## Job
Copy out all of the material exactly.

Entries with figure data
========================================================================

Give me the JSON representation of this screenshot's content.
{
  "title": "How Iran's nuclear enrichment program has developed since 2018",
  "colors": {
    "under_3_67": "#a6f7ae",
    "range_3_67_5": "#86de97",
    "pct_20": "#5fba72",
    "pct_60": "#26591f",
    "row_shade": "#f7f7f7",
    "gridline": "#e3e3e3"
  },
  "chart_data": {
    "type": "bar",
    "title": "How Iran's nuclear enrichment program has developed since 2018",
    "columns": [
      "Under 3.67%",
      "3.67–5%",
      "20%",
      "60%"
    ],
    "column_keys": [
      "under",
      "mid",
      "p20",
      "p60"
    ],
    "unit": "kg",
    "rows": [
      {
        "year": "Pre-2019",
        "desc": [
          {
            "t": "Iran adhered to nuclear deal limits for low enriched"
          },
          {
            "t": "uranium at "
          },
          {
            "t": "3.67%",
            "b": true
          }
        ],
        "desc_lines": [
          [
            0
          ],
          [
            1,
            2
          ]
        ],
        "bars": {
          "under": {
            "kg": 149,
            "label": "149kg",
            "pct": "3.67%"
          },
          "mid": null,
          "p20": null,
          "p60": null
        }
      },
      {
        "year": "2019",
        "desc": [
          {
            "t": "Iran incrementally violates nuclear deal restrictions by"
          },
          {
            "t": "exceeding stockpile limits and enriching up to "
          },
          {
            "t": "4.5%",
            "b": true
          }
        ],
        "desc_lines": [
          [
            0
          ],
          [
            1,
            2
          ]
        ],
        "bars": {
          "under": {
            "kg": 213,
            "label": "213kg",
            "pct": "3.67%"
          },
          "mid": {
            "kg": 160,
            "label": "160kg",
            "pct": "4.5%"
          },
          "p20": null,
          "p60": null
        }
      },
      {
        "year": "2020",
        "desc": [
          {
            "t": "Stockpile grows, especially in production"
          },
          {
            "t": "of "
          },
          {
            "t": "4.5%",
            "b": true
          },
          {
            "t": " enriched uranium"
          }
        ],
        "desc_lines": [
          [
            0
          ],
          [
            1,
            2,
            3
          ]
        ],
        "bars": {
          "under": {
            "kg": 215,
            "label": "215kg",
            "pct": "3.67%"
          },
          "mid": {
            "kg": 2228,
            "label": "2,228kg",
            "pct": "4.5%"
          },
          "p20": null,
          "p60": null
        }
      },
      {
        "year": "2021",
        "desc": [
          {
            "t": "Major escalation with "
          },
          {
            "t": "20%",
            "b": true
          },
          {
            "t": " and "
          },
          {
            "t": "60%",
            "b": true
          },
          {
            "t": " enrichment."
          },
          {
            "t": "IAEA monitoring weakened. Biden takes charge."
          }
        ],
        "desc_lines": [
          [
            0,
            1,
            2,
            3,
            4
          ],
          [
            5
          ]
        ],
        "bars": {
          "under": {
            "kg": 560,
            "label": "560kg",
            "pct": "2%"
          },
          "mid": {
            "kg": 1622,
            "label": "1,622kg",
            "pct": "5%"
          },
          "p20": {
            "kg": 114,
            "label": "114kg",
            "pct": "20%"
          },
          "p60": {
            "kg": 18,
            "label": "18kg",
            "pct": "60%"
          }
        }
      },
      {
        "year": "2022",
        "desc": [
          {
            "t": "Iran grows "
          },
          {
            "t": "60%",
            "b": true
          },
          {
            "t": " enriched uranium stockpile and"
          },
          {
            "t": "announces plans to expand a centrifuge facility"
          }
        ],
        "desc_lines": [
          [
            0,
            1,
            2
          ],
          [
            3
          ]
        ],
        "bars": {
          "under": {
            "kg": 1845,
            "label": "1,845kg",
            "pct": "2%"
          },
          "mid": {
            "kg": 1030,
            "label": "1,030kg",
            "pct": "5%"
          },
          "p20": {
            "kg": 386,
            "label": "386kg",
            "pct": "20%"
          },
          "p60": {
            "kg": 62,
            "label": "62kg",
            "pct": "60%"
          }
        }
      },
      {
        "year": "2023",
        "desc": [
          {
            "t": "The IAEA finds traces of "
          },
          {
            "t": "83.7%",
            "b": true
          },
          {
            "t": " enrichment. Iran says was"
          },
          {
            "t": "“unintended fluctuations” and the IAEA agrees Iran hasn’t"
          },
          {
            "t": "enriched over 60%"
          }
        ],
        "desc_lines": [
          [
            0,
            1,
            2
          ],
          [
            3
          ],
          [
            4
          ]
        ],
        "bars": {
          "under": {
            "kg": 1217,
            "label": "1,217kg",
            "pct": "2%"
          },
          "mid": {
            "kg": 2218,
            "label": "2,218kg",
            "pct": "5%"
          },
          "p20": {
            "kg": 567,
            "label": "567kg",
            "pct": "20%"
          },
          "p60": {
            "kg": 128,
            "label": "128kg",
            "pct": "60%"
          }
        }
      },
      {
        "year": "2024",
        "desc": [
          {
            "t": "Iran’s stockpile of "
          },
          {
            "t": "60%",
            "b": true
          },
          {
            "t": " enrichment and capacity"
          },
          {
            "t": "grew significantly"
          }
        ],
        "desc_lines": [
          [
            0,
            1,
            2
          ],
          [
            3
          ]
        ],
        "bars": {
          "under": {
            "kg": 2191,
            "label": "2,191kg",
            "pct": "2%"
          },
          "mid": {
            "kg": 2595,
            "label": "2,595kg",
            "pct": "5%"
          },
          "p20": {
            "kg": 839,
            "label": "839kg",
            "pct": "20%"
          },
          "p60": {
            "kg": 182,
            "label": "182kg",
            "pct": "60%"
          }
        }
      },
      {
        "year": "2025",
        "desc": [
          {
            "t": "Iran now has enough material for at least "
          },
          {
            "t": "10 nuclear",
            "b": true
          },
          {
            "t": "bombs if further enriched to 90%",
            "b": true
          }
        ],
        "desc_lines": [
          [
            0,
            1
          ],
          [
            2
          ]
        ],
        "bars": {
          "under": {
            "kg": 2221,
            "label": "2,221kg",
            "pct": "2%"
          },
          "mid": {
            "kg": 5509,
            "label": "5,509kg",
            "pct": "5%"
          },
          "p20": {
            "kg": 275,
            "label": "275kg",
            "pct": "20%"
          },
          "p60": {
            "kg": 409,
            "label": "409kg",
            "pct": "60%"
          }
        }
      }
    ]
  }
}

========================================================================

## Response to the task
Give me the JSON representation of this screenshot's content.
{
  "title": "How Iran's nuclear enrichment program has developed since 2018",
  "colors": {
    "under_3_67": "#a6f7ae",
    "range_3_67_5": "#86de97",
    "pct_20": "#5fba72",
    "pct_60": "#26591f",
    "row_shade": "#f7f7f7",
    "gridline": "#e3e3e3"
  },
  "chart_data": {
    "type": "bar",
    "title": "How Iran's nuclear enrichment program has developed since 2018",
    "columns": [
      "Under 3.67%",
      "3.67–5%",
      "20%",
      "60%"
    ],
    "column_keys": [
      "under",
      "mid",
      "p20",
      "p60"
    ],
    "unit": "kg",
    "rows": [
      {
        "year": "Pre-2019",
        "desc": [
          {
            "t": "Iran adhered to nuclear deal limits for low enriched"
          },
          {
            "t": "uranium at "
          },
          {
            "t": "3.67%",
            "b": true
          }
        ],
        "desc_lines": [
          [
            0
          ],
          [
            1,
            2
          ]
        ],
        "bars": {
          "under": {
            "kg": 149,
            "label": "149kg",
            "pct": "3.67%"
          },
          "mid": null,
          "p20": null,
          "p60": null
        }
      },
      {
        "year": "2019",
        "desc": [
          {
            "t": "Iran incrementally violates nuclear deal restrictions by"
          },
          {
            "t": "exceeding stockpile limits and enriching up to "
          },
          {
            "t": "4.5%",
            "b": true
          }
        ],
        "desc_lines": [
          [
            0
          ],
          [
            1,
            2
          ]
        ],
        "bars": {
          "under": {
            "kg": 213,
            "label": "213kg",
            "pct": "3.67%"
          },
          "mid": {
            "kg": 160,
            "label": "160kg",
            "pct": "4.5%"
          },
          "p20": null,
          "p60": null
        }
      },
      {
        "year": "2020",
        "desc": [
          {
            "t": "Stockpile grows, especially in production"
          },
          {
            "t": "of "
          },
          {
            "t": "4.5%",
            "b": true
          },
          {
            "t": " enriched uranium"
          }
        ],
        "desc_lines": [
          [
            0
          ],
          [
            1,
            2,
            3
          ]
        ],
        "bars": {
          "under": {
            "kg": 215,
            "label": "215kg",
            "pct": "3.67%"
          },
          "mid": {
            "kg": 2228,
            "label": "2,228kg",
            "pct": "4.5%"
          },
          "p20": null,
          "p60": null
        }
      },
      {
        "year": "2021",
        "desc": [
          {
            "t": "Major escalation with "
          },
          {
            "t": "20%",
            "b": true
          },
          {
            "t": " and "
          },
          {
            "t": "60%",
            "b": true
          },
          {
            "t": " enrichment."
          },
          {
            "t": "IAEA monitoring weakened. Biden takes charge."
          }
        ],
        "desc_lines": [
          [
            0,
            1,
            2,
            3,
            4
          ],
          [
            5
          ]
        ],
        "bars": {
          "under": {
            "kg": 560,
            "label": "560kg",
            "pct": "2%"
          },
          "mid": {
            "kg": 1622,
            "label": "1,622kg",
            "pct": "5%"
          },
          "p20": {
            "kg": 114,
            "label": "114kg",
            "pct": "20%"
          },
          "p60": {
            "kg": 18,
            "label": "18kg",
            "pct": "60%"
          }
        }
      },
      {
        "year": "2022",
        "desc": [
          {
            "t": "Iran grows "
          },
          {
            "t": "60%",
            "b": true
          },
          {
            "t": " enriched uranium stockpile and"
          },
          {
            "t": "announces plans to expand a centrifuge facility"
          }
        ],
        "desc_lines": [
          [
            0,
            1,
            2
          ],
          [
            3
          ]
        ],
        "bars": {
          "under": {
            "kg": 1845,
            "label": "1,845kg",
            "pct": "2%"
          },
          "mid": {
            "kg": 1030,
            "label": "1,030kg",
            "pct": "5%"
          },
          "p20": {
            "kg": 386,
            "label": "386kg",
            "pct": "20%"
          },
          "p60": {
            "kg": 62,
            "label": "62kg",
            "pct": "60%"
          }
        }
      },
      {
        "year": "2023",
        "desc": [
          {
            "t": "The IAEA finds traces of "
          },
          {
            "t": "83.7%",
            "b": true
          },
          {
            "t": " enrichment. Iran says was"
          },
          {
            "t": "“unintended fluctuations” and the IAEA agrees Iran hasn’t"
          },
          {
            "t": "enriched over 60%"
          }
        ],
        "desc_lines": [
          [
            0,
            1,
            2
          ],
          [
            3
          ],
          [
            4
          ]
        ],
        "bars": {
          "under": {
            "kg": 1217,
            "label": "1,217kg",
            "pct": "2%"
          },
          "mid": {
            "kg": 2218,
            "label": "2,218kg",
            "pct": "5%"
          },
          "p20": {
            "kg": 567,
            "label": "567kg",
            "pct": "20%"
          },
          "p60": {
            "kg": 128,
            "label": "128kg",
            "pct": "60%"
          }
        }
      },
      {
        "year": "2024",
        "desc": [
          {
            "t": "Iran’s stockpile of "
          },
          {
            "t": "60%",
            "b": true
          },
          {
            "t": " enrichment and capacity"
          },
          {
            "t": "grew significantly"
          }
        ],
        "desc_lines": [
          [
            0,
            1,
            2
          ],
          [
            3
          ]
        ],
        "bars": {
          "under": {
            "kg": 2191,
            "label": "2,191kg",
            "pct": "2%"
          },
          "mid": {
            "kg": 2595,
            "label": "2,595kg",
            "pct": "5%"
          },
          "p20": {
            "kg": 839,
            "label": "839kg",
            "pct": "20%"
          },
          "p60": {
            "kg": 182,
            "label": "182kg",
            "pct": "60%"
          }
        }
      },
      {
        "year": "2025",
        "desc": [
          {
            "t": "Iran now has enough material for at least "
          },
          {
            "t": "10 nuclear",
            "b": true
          },
          {
            "t": "bombs if further enriched to 90%",
            "b": true
          }
        ],
        "desc_lines": [
          [
            0,
            1
          ],
          [
            2
          ]
        ],
        "bars": {
          "under": {
            "kg": 2221,
            "label": "2,221kg",
            "pct": "2%"
          },
          "mid": {
            "kg": 5509,
            "label": "5,509kg",
            "pct": "5%"
          },
          "p20": {
            "kg": 275,
            "label": "275kg",
            "pct": "20%"
          },
          "p60": {
            "kg": 409,
            "label": "409kg",
            "pct": "60%"
          }
        }
      }
    ]
  }
}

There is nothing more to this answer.